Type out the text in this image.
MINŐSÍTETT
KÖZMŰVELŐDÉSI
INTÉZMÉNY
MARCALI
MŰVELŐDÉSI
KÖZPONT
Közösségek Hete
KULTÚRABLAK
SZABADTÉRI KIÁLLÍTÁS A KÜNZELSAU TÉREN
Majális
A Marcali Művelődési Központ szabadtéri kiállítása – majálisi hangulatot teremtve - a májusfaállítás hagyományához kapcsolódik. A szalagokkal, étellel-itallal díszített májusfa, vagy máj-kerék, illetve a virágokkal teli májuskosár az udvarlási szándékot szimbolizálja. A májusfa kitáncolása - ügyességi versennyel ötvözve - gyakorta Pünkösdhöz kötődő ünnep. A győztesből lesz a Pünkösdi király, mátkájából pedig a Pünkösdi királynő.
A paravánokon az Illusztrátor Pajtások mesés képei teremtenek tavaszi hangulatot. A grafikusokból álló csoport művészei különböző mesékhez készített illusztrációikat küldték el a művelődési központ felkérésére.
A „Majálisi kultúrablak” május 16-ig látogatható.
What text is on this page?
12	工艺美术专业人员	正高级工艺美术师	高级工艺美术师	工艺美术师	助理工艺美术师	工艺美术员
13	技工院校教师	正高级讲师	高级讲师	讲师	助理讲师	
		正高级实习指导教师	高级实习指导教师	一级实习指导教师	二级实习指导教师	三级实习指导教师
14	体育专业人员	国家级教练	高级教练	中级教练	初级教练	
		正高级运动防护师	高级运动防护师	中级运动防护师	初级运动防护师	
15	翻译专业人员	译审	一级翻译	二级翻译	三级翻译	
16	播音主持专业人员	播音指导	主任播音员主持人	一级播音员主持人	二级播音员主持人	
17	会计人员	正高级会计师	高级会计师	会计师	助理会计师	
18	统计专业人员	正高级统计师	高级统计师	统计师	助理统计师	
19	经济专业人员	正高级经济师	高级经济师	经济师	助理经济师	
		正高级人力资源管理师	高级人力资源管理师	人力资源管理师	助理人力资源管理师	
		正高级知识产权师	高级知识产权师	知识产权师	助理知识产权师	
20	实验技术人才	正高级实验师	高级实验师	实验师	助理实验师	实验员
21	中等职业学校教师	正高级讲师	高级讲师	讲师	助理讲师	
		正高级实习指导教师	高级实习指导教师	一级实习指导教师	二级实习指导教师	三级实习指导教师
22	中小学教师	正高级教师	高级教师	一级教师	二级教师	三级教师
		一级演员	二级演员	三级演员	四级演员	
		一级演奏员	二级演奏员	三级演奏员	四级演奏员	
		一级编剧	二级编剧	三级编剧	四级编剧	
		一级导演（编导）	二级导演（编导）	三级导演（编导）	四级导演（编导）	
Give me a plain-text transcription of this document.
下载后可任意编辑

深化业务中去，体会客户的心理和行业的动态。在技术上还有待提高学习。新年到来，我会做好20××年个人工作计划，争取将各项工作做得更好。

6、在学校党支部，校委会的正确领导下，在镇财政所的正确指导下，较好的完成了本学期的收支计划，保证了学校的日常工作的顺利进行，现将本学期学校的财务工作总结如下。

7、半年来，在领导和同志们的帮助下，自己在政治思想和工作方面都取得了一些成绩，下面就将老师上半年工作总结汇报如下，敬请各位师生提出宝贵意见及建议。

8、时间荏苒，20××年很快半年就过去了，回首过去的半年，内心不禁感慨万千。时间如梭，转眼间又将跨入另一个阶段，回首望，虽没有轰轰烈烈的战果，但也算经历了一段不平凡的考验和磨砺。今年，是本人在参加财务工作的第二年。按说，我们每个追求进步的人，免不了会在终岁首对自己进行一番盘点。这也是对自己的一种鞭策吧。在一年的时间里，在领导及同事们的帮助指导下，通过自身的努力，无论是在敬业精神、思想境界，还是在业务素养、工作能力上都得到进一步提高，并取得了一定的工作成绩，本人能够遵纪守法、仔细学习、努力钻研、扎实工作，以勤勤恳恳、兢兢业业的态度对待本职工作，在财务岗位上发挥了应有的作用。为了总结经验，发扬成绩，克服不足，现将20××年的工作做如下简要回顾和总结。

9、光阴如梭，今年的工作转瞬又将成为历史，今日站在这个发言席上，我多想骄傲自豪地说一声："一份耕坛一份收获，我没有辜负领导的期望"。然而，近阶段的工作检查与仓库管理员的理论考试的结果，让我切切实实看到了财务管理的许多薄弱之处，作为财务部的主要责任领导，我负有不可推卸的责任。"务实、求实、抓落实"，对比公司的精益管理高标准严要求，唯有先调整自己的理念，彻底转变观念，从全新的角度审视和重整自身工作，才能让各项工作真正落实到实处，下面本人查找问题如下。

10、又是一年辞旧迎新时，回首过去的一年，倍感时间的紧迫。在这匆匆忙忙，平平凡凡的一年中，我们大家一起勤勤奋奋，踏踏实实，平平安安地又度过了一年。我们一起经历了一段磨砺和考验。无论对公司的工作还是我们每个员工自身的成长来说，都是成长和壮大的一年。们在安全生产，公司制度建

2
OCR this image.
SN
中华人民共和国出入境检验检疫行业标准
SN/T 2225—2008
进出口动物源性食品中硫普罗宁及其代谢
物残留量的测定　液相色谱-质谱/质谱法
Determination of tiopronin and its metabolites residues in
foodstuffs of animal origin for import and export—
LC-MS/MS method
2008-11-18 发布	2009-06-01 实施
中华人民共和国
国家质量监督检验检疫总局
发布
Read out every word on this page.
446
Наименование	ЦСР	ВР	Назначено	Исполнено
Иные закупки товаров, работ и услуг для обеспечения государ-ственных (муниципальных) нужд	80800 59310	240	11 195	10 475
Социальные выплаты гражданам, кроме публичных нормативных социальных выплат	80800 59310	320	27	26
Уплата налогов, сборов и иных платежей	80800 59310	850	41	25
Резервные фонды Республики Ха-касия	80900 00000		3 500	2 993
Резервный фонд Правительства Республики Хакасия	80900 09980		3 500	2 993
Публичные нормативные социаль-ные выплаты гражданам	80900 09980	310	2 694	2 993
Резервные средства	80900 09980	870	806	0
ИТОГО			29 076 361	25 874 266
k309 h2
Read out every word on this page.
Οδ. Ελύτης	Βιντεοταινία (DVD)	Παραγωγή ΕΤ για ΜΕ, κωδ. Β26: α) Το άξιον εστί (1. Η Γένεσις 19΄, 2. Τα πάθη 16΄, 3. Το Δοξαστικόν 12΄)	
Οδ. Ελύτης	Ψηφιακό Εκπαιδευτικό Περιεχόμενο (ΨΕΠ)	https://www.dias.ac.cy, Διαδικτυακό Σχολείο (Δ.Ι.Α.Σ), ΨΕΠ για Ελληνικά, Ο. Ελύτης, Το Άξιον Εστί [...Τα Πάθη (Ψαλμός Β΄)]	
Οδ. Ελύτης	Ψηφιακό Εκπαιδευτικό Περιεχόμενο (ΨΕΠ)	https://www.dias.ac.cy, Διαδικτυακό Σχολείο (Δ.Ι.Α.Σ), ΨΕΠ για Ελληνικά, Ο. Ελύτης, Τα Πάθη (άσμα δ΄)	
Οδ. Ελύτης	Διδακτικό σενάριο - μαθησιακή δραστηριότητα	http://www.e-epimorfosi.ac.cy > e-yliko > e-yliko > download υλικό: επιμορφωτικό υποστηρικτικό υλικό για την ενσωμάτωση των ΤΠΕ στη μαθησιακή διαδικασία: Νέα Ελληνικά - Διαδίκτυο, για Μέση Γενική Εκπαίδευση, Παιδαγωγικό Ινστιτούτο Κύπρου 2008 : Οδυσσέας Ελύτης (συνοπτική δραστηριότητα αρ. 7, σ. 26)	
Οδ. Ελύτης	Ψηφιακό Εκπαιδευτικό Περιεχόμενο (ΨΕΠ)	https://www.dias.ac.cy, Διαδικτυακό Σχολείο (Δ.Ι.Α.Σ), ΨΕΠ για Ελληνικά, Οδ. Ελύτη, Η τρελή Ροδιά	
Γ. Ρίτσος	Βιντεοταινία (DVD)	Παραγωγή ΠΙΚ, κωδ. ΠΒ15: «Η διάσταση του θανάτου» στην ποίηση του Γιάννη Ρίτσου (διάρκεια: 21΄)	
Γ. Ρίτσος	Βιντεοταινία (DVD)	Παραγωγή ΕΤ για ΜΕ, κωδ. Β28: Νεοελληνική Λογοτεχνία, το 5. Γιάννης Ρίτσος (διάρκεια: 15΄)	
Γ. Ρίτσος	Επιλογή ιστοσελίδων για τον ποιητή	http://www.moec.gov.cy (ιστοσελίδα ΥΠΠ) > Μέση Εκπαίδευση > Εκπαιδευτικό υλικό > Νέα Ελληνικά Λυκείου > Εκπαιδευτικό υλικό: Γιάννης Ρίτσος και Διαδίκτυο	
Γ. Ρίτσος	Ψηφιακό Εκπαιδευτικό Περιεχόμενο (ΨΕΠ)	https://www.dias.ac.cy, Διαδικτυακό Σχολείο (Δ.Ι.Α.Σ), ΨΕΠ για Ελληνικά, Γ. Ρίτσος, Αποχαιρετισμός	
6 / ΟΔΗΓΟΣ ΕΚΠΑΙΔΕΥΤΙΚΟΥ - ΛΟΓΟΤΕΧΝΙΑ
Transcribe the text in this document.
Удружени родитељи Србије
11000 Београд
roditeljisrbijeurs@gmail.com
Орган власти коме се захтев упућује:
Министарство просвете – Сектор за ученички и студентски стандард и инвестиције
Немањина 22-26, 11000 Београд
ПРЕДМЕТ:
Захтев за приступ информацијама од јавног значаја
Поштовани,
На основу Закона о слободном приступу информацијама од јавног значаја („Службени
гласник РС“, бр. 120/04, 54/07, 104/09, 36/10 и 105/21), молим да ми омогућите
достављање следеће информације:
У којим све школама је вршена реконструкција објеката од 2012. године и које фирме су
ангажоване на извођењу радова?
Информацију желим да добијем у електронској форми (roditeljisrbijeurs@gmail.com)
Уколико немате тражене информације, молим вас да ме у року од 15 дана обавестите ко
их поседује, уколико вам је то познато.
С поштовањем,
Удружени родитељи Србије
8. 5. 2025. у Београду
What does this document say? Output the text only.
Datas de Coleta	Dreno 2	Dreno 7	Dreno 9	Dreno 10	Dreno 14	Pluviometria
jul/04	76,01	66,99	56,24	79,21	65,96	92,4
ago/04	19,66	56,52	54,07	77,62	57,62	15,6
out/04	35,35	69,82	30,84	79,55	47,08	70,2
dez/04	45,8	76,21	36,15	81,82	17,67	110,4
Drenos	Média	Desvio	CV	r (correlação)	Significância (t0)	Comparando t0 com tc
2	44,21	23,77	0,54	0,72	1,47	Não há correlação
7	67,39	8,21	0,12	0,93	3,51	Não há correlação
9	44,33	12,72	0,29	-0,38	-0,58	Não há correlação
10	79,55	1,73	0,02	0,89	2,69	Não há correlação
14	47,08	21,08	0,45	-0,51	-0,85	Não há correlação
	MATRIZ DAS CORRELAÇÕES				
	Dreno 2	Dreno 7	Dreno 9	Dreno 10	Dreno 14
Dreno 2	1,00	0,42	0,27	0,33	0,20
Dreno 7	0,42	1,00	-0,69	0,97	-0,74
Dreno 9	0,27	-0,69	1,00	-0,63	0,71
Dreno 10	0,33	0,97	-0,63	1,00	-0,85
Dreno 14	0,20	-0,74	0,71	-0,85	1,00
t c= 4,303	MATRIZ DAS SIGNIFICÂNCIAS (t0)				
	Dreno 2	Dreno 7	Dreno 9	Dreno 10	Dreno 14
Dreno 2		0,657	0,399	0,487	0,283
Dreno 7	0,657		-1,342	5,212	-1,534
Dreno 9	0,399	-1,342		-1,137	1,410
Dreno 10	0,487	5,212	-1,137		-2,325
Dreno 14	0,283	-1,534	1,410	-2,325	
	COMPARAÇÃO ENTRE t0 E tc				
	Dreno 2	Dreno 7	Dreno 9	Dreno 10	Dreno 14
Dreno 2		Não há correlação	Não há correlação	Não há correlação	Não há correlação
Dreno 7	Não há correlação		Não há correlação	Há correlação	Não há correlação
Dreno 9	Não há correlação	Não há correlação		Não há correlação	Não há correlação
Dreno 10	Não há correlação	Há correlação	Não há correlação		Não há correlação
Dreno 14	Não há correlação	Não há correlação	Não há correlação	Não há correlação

---*---

Given instruction -> Collect each line containing the string "助理讲师".

Exercise result ->
13	技工院校教师	正高级讲师	高级讲师	讲师	助理讲师	
21	中等职业学校教师	正高级讲师	高级讲师	讲师	助理讲师	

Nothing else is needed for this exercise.